**Stated exercise:** Make an exact copy of the lines, leaving the pictures out.
========
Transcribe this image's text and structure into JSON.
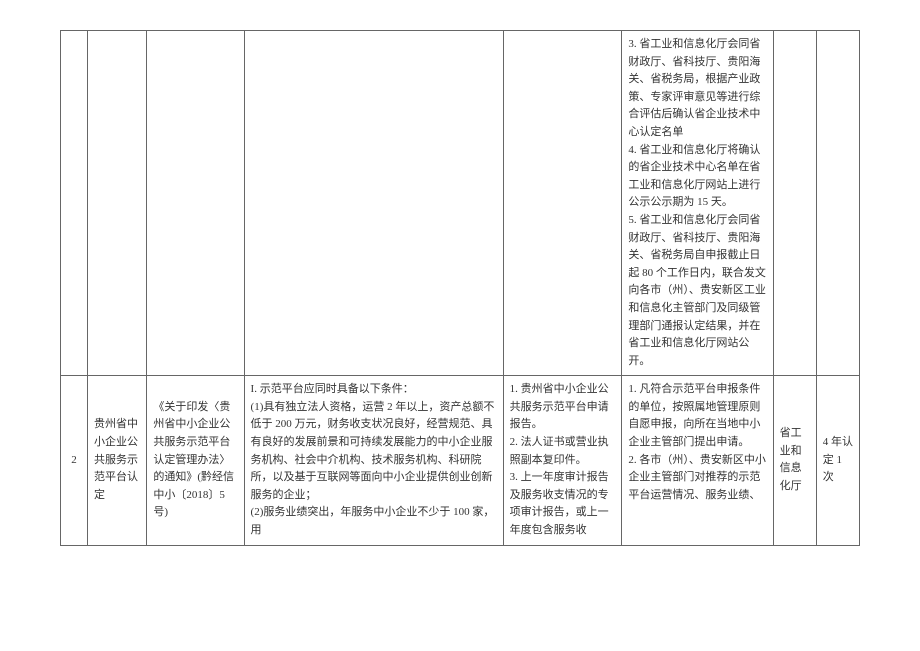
{
  "row1": {
    "col6_text": "3. 省工业和信息化厅会同省财政厅、省科技厅、贵阳海关、省税务局，根据产业政策、专家评审意见等进行综合评估后确认省企业技术中心认定名单\n4. 省工业和信息化厅将确认的省企业技术中心名单在省工业和信息化厅网站上进行公示公示期为 15 天。\n5. 省工业和信息化厅会同省财政厅、省科技厅、贵阳海关、省税务局自申报截止日起 80 个工作日内，联合发文向各市（州）、贵安新区工业和信息化主管部门及同级管理部门通报认定结果，并在省工业和信息化厅网站公开。"
  },
  "row2": {
    "index": "2",
    "col2": "贵州省中小企业公共服务示范平台认定",
    "col3": "《关于印发〈贵州省中小企业公共服务示范平台认定管理办法〉的通知》(黔经信中小〔2018〕5 号)",
    "col4": "I. 示范平台应同时具备以下条件：\n(1)具有独立法人资格，运营 2 年以上，资产总额不低于 200 万元，财务收支状况良好，经营规范、具有良好的发展前景和可持续发展能力的中小企业服务机构、社会中介机构、技术服务机构、科研院所，以及基于互联网等面向中小企业提供创业创新服务的企业；\n(2)服务业绩突出，年服务中小企业不少于 100 家，用",
    "col5": "1. 贵州省中小企业公共服务示范平台申请报告。\n2. 法人证书或营业执照副本复印件。\n3. 上一年度审计报告及服务收支情况的专项审计报告，或上一年度包含服务收",
    "col6": "1. 凡符合示范平台申报条件的单位，按照属地管理原则自愿申报，向所在当地中小企业主管部门提出申请。\n2. 各市（州）、贵安新区中小企业主管部门对推荐的示范平台运营情况、服务业绩、",
    "col7": "省工业和信息化厅",
    "col8": "4 年认定 1 次"
  }
}
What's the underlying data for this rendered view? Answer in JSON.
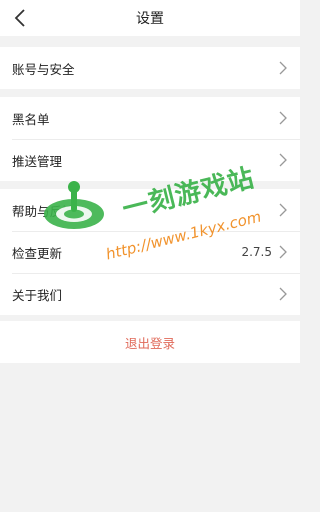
========
**Task solution:**
Transcribe this image's text and structure into JSON.
{
  "row1": {
    "col6_text": "3. 省工业和信息化厅会同省财政厅、省科技厅、贵阳海关、省税务局，根据产业政策、专家评审意见等进行综合评估后确认省企业技术中心认定名单\n4. 省工业和信息化厅将确认的省企业技术中心名单在省工业和信息化厅网站上进行公示公示期为 15 天。\n5. 省工业和信息化厅会同省财政厅、省科技厅、贵阳海关、省税务局自申报截止日起 80 个工作日内，联合发文向各市（州）、贵安新区工业和信息化主管部门及同级管理部门通报认定结果，并在省工业和信息化厅网站公开。"
  },
  "row2": {
    "index": "2",
    "col2": "贵州省中小企业公共服务示范平台认定",
    "col3": "《关于印发〈贵州省中小企业公共服务示范平台认定管理办法〉的通知》(黔经信中小〔2018〕5 号)",
    "col4": "I. 示范平台应同时具备以下条件：\n(1)具有独立法人资格，运营 2 年以上，资产总额不低于 200 万元，财务收支状况良好，经营规范、具有良好的发展前景和可持续发展能力的中小企业服务机构、社会中介机构、技术服务机构、科研院所，以及基于互联网等面向中小企业提供创业创新服务的企业；\n(2)服务业绩突出，年服务中小企业不少于 100 家，用",
    "col5": "1. 贵州省中小企业公共服务示范平台申请报告。\n2. 法人证书或营业执照副本复印件。\n3. 上一年度审计报告及服务收支情况的专项审计报告，或上一年度包含服务收",
    "col6": "1. 凡符合示范平台申报条件的单位，按照属地管理原则自愿申报，向所在当地中小企业主管部门提出申请。\n2. 各市（州）、贵安新区中小企业主管部门对推荐的示范平台运营情况、服务业绩、",
    "col7": "省工业和信息化厅",
    "col8": "4 年认定 1 次"
  }
}
What's the underlying data for this rendered view? Answer in JSON.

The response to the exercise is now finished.